What the task requires: Select every line below containing the word "pointes".
start The input
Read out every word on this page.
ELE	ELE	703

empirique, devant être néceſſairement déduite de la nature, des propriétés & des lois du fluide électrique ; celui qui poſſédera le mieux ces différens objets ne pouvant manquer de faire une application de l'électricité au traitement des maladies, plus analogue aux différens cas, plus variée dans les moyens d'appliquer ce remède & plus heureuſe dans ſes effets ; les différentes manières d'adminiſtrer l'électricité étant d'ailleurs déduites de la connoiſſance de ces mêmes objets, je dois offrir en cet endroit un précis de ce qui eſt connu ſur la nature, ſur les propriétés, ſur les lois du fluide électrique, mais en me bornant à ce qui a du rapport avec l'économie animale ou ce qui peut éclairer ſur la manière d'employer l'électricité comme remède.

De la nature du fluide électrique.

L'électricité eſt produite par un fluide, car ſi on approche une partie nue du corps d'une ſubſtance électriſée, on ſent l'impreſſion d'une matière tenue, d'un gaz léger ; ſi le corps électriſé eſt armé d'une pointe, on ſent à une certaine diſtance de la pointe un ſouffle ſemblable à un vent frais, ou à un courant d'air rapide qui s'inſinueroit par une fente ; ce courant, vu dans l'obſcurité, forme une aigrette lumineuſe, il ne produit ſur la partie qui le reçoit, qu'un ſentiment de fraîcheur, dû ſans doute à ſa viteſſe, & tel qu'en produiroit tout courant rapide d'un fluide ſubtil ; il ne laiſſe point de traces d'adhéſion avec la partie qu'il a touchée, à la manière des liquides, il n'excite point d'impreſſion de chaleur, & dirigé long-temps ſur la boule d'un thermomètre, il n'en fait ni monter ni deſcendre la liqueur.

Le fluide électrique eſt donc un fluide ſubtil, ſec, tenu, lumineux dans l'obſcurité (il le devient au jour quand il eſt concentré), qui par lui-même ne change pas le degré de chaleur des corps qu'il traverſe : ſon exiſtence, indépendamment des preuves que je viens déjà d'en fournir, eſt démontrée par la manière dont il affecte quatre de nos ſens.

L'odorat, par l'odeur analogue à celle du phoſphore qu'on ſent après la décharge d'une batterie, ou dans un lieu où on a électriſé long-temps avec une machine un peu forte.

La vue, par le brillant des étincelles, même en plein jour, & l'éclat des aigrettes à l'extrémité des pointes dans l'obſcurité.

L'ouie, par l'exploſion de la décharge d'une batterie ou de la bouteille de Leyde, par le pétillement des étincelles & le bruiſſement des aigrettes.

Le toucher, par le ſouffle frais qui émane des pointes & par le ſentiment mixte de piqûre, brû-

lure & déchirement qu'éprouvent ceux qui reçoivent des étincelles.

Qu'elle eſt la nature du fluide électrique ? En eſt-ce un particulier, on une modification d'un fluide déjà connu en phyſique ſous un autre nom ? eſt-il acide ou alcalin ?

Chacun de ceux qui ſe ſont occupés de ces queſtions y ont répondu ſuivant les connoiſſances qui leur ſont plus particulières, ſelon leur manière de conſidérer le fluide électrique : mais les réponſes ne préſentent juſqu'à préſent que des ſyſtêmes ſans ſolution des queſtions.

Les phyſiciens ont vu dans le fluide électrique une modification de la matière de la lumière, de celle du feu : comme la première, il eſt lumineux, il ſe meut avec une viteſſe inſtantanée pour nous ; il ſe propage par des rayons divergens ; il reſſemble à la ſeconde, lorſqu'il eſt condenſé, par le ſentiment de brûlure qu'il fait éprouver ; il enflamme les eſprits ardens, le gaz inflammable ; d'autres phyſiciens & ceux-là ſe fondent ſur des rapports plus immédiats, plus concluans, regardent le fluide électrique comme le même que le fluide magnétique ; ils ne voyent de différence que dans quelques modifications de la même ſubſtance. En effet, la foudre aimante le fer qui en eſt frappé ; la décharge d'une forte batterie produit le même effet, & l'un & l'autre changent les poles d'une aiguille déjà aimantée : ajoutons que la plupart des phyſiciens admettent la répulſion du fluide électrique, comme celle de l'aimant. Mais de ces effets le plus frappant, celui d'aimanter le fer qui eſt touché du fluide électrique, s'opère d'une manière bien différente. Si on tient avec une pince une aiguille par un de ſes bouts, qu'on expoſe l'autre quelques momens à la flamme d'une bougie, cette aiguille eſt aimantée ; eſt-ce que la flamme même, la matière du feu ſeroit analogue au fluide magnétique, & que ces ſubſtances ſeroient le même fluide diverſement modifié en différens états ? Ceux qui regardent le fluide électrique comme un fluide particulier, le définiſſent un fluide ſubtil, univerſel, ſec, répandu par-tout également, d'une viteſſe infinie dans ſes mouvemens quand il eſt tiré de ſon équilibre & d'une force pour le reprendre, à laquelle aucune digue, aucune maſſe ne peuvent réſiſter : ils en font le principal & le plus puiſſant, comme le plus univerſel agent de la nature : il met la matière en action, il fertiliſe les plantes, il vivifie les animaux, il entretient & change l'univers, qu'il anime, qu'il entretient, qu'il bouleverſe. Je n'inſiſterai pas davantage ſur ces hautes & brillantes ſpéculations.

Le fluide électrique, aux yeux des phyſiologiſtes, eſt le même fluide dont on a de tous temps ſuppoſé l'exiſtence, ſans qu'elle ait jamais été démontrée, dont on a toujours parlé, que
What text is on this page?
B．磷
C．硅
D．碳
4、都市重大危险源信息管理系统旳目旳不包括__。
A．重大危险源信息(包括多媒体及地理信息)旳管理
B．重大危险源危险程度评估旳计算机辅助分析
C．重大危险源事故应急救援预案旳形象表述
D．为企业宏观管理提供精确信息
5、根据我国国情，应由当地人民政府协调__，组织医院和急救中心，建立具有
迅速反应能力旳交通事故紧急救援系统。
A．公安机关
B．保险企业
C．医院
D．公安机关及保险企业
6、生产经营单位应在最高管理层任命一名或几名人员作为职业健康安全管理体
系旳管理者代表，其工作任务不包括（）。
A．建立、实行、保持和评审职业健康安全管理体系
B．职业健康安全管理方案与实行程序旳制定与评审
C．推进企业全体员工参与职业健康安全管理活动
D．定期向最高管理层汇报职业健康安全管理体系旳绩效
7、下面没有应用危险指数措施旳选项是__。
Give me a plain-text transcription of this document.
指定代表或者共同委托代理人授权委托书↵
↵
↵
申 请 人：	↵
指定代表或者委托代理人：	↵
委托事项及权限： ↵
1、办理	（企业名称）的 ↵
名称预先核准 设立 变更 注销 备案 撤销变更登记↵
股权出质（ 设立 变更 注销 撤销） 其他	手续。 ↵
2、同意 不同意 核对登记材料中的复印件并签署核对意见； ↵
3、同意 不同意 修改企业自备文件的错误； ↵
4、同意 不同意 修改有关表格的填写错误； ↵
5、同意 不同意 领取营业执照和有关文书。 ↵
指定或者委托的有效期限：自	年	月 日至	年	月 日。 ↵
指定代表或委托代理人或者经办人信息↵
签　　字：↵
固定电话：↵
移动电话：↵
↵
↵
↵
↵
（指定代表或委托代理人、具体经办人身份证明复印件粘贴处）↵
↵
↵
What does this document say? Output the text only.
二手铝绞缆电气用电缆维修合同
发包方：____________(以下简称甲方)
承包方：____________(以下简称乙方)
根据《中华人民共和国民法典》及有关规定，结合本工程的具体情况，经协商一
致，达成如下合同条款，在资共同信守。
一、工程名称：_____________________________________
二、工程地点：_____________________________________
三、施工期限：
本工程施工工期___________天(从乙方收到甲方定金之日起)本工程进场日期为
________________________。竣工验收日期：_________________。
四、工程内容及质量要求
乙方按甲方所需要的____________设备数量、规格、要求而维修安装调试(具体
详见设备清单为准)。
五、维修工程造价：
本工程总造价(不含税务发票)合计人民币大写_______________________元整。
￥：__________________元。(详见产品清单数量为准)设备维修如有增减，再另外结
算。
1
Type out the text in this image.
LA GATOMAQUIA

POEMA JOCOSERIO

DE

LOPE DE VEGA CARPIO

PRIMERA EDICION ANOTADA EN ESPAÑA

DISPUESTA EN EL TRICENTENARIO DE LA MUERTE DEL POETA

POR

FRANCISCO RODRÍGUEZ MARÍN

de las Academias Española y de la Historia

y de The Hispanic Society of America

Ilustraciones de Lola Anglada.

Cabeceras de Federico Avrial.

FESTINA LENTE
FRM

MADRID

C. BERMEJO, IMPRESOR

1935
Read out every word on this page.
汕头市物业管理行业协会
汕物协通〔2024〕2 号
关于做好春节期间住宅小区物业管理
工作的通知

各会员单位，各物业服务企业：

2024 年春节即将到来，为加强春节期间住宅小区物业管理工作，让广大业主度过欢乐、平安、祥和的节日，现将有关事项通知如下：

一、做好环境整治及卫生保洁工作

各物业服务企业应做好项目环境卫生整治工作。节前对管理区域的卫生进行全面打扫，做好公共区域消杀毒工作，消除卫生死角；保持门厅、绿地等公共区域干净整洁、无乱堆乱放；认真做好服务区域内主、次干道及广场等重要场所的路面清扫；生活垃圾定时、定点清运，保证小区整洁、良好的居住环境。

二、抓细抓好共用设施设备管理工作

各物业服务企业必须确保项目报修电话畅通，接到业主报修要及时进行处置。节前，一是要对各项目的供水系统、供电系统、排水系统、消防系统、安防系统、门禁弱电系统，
end The input
Correct response:
La vue, par le brillant des étincelles, même en plein jour, & l'éclat des aigrettes à l'extrémité des pointes dans l'obſcurité.
Le toucher, par le ſouffle frais qui émane des pointes & par le ſentiment mixte de piqûre, brû-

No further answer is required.